Stated task
Look at the entries below and reproduce them exactly.

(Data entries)
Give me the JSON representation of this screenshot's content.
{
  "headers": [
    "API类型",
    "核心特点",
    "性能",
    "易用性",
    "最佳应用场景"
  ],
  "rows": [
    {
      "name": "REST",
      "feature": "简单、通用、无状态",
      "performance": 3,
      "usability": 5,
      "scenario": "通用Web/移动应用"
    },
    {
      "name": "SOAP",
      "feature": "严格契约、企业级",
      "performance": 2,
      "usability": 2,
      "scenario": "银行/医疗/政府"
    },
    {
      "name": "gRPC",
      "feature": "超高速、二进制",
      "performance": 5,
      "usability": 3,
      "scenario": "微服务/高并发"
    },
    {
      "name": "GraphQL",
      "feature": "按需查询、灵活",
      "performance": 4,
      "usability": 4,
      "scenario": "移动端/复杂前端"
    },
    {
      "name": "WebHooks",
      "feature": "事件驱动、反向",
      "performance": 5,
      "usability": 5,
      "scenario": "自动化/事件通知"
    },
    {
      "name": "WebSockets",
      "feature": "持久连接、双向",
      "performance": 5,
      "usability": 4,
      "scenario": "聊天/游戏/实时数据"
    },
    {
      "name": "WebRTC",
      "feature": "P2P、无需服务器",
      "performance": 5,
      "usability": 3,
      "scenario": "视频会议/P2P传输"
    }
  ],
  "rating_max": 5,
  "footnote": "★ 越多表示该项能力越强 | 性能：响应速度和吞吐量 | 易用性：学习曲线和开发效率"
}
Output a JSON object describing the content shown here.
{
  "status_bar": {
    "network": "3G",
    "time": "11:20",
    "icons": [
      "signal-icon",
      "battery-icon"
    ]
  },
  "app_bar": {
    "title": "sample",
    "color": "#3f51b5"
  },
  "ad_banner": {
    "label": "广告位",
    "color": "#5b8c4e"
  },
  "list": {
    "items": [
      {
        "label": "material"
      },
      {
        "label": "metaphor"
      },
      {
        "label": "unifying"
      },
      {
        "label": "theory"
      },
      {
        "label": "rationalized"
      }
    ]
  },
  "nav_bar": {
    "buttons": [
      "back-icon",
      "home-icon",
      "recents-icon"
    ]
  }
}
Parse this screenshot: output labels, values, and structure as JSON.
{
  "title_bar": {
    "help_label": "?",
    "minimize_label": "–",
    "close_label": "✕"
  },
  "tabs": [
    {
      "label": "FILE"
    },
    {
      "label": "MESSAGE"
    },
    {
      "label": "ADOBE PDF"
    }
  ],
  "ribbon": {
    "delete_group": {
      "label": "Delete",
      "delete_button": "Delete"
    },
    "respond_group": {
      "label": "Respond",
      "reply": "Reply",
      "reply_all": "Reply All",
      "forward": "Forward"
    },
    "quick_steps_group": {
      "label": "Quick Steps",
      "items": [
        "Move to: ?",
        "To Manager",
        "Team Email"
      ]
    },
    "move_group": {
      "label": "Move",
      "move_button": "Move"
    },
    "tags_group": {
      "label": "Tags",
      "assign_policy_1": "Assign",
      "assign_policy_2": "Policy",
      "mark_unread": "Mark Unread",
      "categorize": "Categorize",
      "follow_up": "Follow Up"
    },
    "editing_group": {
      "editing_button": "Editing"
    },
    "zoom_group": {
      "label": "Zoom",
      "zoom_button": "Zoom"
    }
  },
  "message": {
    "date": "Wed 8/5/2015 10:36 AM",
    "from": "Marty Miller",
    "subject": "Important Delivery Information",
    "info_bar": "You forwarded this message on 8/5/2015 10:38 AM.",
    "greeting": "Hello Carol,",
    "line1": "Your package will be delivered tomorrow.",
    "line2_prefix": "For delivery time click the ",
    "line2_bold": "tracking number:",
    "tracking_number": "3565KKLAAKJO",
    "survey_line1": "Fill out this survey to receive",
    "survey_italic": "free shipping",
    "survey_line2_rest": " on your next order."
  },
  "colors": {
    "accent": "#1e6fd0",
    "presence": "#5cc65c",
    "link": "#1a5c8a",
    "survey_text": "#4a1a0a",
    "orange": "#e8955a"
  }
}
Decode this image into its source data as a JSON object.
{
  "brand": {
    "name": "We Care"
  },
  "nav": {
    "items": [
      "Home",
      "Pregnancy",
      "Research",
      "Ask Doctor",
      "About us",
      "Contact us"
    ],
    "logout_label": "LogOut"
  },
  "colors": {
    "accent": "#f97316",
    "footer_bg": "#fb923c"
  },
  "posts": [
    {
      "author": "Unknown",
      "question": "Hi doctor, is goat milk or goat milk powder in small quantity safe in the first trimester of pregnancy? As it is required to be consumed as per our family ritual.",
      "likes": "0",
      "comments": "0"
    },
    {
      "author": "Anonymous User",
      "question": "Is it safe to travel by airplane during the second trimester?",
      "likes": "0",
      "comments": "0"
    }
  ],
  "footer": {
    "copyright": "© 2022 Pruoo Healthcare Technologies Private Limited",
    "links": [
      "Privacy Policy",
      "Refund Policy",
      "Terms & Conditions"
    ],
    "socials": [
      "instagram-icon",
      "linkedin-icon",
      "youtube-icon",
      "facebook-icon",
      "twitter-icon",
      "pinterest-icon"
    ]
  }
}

The solution
Give me the JSON representation of this screenshot's content.
{
  "headers": [
    "API类型",
    "核心特点",
    "性能",
    "易用性",
    "最佳应用场景"
  ],
  "rows": [
    {
      "name": "REST",
      "feature": "简单、通用、无状态",
      "performance": 3,
      "usability": 5,
      "scenario": "通用Web/移动应用"
    },
    {
      "name": "SOAP",
      "feature": "严格契约、企业级",
      "performance": 2,
      "usability": 2,
      "scenario": "银行/医疗/政府"
    },
    {
      "name": "gRPC",
      "feature": "超高速、二进制",
      "performance": 5,
      "usability": 3,
      "scenario": "微服务/高并发"
    },
    {
      "name": "GraphQL",
      "feature": "按需查询、灵活",
      "performance": 4,
      "usability": 4,
      "scenario": "移动端/复杂前端"
    },
    {
      "name": "WebHooks",
      "feature": "事件驱动、反向",
      "performance": 5,
      "usability": 5,
      "scenario": "自动化/事件通知"
    },
    {
      "name": "WebSockets",
      "feature": "持久连接、双向",
      "performance": 5,
      "usability": 4,
      "scenario": "聊天/游戏/实时数据"
    },
    {
      "name": "WebRTC",
      "feature": "P2P、无需服务器",
      "performance": 5,
      "usability": 3,
      "scenario": "视频会议/P2P传输"
    }
  ],
  "rating_max": 5,
  "footnote": "★ 越多表示该项能力越强 | 性能：响应速度和吞吐量 | 易用性：学习曲线和开发效率"
}
Output a JSON object describing the content shown here.
{
  "status_bar": {
    "network": "3G",
    "time": "11:20",
    "icons": [
      "signal-icon",
      "battery-icon"
    ]
  },
  "app_bar": {
    "title": "sample",
    "color": "#3f51b5"
  },
  "ad_banner": {
    "label": "广告位",
    "color": "#5b8c4e"
  },
  "list": {
    "items": [
      {
        "label": "material"
      },
      {
        "label": "metaphor"
      },
      {
        "label": "unifying"
      },
      {
        "label": "theory"
      },
      {
        "label": "rationalized"
      }
    ]
  },
  "nav_bar": {
    "buttons": [
      "back-icon",
      "home-icon",
      "recents-icon"
    ]
  }
}
Parse this screenshot: output labels, values, and structure as JSON.
{
  "title_bar": {
    "help_label": "?",
    "minimize_label": "–",
    "close_label": "✕"
  },
  "tabs": [
    {
      "label": "FILE"
    },
    {
      "label": "MESSAGE"
    },
    {
      "label": "ADOBE PDF"
    }
  ],
  "ribbon": {
    "delete_group": {
      "label": "Delete",
      "delete_button": "Delete"
    },
    "respond_group": {
      "label": "Respond",
      "reply": "Reply",
      "reply_all": "Reply All",
      "forward": "Forward"
    },
    "quick_steps_group": {
      "label": "Quick Steps",
      "items": [
        "Move to: ?",
        "To Manager",
        "Team Email"
      ]
    },
    "move_group": {
      "label": "Move",
      "move_button": "Move"
    },
    "tags_group": {
      "label": "Tags",
      "assign_policy_1": "Assign",
      "assign_policy_2": "Policy",
      "mark_unread": "Mark Unread",
      "categorize": "Categorize",
      "follow_up": "Follow Up"
    },
    "editing_group": {
      "editing_button": "Editing"
    },
    "zoom_group": {
      "label": "Zoom",
      "zoom_button": "Zoom"
    }
  },
  "message": {
    "date": "Wed 8/5/2015 10:36 AM",
    "from": "Marty Miller",
    "subject": "Important Delivery Information",
    "info_bar": "You forwarded this message on 8/5/2015 10:38 AM.",
    "greeting": "Hello Carol,",
    "line1": "Your package will be delivered tomorrow.",
    "line2_prefix": "For delivery time click the ",
    "line2_bold": "tracking number:",
    "tracking_number": "3565KKLAAKJO",
    "survey_line1": "Fill out this survey to receive",
    "survey_italic": "free shipping",
    "survey_line2_rest": " on your next order."
  },
  "colors": {
    "accent": "#1e6fd0",
    "presence": "#5cc65c",
    "link": "#1a5c8a",
    "survey_text": "#4a1a0a",
    "orange": "#e8955a"
  }
}
Decode this image into its source data as a JSON object.
{
  "brand": {
    "name": "We Care"
  },
  "nav": {
    "items": [
      "Home",
      "Pregnancy",
      "Research",
      "Ask Doctor",
      "About us",
      "Contact us"
    ],
    "logout_label": "LogOut"
  },
  "colors": {
    "accent": "#f97316",
    "footer_bg": "#fb923c"
  },
  "posts": [
    {
      "author": "Unknown",
      "question": "Hi doctor, is goat milk or goat milk powder in small quantity safe in the first trimester of pregnancy? As it is required to be consumed as per our family ritual.",
      "likes": "0",
      "comments": "0"
    },
    {
      "author": "Anonymous User",
      "question": "Is it safe to travel by airplane during the second trimester?",
      "likes": "0",
      "comments": "0"
    }
  ],
  "footer": {
    "copyright": "© 2022 Pruoo Healthcare Technologies Private Limited",
    "links": [
      "Privacy Policy",
      "Refund Policy",
      "Terms & Conditions"
    ],
    "socials": [
      "instagram-icon",
      "linkedin-icon",
      "youtube-icon",
      "facebook-icon",
      "twitter-icon",
      "pinterest-icon"
    ]
  }
}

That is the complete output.